#### Task
From the listing below, extract each line containing the string "this".

* Start *

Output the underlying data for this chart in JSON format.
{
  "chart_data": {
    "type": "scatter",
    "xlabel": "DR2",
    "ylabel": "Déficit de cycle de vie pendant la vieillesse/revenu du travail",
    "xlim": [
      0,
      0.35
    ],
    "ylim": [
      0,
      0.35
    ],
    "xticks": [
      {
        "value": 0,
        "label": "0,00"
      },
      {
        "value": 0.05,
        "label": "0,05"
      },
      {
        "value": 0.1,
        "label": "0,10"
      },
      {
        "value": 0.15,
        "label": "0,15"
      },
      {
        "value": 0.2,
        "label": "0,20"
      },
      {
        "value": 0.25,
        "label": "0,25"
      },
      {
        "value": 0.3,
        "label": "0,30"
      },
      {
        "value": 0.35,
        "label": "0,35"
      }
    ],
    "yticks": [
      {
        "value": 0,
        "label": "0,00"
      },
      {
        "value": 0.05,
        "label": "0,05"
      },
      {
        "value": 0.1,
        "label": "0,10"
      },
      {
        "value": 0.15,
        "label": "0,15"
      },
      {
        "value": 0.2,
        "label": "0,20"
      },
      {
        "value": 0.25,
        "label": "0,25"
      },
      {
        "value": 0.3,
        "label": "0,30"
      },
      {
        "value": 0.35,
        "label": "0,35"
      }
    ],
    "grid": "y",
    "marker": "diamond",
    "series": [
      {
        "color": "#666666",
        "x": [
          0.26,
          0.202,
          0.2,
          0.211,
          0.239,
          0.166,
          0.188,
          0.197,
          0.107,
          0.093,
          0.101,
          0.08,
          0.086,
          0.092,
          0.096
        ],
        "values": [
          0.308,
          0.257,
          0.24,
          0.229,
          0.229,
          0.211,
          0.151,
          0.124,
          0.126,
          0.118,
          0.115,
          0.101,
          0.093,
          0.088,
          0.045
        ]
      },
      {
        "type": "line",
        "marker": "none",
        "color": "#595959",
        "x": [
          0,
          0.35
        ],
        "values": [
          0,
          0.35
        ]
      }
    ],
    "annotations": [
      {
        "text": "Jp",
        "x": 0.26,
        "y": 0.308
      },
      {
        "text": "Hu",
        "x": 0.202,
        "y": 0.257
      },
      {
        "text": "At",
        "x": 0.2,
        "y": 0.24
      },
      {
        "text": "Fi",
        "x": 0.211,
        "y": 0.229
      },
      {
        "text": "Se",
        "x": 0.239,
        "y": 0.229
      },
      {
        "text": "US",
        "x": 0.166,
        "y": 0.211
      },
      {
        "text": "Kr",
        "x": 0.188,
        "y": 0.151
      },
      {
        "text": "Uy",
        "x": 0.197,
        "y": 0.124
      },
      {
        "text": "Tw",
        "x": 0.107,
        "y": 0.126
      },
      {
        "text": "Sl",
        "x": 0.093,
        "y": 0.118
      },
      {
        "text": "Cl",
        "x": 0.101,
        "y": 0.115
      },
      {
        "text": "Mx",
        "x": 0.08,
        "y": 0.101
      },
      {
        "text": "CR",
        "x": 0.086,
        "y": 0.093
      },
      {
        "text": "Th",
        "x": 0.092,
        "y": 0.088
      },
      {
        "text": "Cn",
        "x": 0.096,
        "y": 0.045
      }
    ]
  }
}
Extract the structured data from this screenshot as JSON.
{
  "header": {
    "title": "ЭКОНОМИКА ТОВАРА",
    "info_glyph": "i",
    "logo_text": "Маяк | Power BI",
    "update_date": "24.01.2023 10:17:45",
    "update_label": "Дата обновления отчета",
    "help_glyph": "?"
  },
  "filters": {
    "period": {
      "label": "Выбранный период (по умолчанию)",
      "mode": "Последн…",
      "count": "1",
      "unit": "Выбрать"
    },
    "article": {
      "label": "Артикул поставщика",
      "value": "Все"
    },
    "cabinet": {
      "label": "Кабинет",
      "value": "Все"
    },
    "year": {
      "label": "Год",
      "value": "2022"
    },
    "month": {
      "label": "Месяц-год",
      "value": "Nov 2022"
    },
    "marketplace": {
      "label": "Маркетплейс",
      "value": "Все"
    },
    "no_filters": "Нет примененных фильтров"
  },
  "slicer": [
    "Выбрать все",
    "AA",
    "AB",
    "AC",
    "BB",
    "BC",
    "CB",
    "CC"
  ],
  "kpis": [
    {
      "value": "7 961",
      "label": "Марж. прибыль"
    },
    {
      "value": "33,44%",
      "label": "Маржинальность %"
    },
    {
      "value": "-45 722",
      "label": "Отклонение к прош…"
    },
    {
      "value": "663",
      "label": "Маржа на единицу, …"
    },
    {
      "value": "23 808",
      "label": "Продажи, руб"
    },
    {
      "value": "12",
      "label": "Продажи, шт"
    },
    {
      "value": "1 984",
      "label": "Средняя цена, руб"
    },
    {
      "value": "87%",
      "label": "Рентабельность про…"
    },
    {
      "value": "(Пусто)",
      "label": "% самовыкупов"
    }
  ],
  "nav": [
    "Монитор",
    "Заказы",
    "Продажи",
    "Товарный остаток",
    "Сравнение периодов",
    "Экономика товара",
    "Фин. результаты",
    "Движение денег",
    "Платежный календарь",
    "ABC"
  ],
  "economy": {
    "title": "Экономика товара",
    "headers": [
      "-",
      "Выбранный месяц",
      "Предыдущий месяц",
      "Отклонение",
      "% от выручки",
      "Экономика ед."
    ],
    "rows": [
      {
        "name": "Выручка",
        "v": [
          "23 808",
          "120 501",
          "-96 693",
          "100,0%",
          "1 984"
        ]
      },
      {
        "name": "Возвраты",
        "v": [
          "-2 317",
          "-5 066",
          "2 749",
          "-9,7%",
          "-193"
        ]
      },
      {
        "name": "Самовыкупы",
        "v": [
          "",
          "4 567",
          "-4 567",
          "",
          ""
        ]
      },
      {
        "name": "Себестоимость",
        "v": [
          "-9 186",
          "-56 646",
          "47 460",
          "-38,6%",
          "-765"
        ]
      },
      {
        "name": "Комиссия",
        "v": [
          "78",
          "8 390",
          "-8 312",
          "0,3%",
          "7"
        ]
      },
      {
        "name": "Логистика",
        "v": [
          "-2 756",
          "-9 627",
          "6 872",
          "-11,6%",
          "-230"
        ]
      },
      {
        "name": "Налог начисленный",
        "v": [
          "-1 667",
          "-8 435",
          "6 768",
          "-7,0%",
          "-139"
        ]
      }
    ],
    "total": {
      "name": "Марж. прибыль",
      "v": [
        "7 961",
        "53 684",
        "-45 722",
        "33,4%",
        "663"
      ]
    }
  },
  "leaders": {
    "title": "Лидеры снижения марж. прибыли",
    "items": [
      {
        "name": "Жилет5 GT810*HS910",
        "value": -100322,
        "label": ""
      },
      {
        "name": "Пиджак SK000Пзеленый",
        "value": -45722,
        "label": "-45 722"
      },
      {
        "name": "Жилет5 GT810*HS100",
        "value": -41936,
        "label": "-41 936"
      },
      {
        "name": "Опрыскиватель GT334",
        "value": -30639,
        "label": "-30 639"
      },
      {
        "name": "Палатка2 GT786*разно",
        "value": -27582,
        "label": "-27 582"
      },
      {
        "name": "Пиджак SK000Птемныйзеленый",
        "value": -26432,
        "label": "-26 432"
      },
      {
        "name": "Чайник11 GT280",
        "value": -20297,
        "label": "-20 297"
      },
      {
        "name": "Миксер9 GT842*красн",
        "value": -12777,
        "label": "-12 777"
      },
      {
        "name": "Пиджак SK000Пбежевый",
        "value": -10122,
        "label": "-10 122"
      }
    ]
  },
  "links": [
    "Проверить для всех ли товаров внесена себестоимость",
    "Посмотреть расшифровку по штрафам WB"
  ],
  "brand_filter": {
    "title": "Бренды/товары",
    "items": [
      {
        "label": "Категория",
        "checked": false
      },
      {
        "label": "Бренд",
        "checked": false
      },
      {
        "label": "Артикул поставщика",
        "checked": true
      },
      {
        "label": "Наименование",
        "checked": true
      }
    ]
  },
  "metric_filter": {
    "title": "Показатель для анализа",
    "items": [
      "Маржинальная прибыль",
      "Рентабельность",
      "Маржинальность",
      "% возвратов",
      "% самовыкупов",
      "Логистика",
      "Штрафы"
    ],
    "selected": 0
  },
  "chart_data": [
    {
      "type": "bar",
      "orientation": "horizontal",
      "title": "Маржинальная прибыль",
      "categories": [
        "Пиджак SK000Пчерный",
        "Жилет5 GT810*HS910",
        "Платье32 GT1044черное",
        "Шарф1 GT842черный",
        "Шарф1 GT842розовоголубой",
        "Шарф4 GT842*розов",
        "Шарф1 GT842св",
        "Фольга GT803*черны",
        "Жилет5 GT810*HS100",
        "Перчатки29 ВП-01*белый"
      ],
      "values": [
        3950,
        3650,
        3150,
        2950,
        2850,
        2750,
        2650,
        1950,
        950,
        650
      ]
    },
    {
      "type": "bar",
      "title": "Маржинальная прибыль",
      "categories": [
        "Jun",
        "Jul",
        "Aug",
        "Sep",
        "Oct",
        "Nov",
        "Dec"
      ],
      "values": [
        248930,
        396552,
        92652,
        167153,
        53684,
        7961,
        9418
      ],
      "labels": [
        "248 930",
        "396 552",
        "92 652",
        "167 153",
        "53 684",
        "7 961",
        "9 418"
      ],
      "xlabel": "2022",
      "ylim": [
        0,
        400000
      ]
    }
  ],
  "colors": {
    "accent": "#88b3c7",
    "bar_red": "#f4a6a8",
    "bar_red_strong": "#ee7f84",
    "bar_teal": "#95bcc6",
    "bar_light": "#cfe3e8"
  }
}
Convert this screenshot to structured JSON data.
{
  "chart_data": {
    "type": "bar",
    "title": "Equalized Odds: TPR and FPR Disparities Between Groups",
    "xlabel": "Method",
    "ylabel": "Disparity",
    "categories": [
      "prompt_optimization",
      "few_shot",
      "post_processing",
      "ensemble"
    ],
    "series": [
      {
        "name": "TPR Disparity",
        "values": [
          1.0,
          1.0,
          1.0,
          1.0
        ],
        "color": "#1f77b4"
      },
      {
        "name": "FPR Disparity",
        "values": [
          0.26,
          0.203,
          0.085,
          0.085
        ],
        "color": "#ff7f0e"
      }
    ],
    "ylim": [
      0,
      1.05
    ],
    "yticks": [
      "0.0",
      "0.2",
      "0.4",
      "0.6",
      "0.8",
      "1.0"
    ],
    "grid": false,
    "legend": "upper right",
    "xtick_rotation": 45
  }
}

* End *

#### Written solution
Output the underlying data for this chart in JSON format.
Extract the structured data from this screenshot as JSON.
Convert this screenshot to structured JSON data.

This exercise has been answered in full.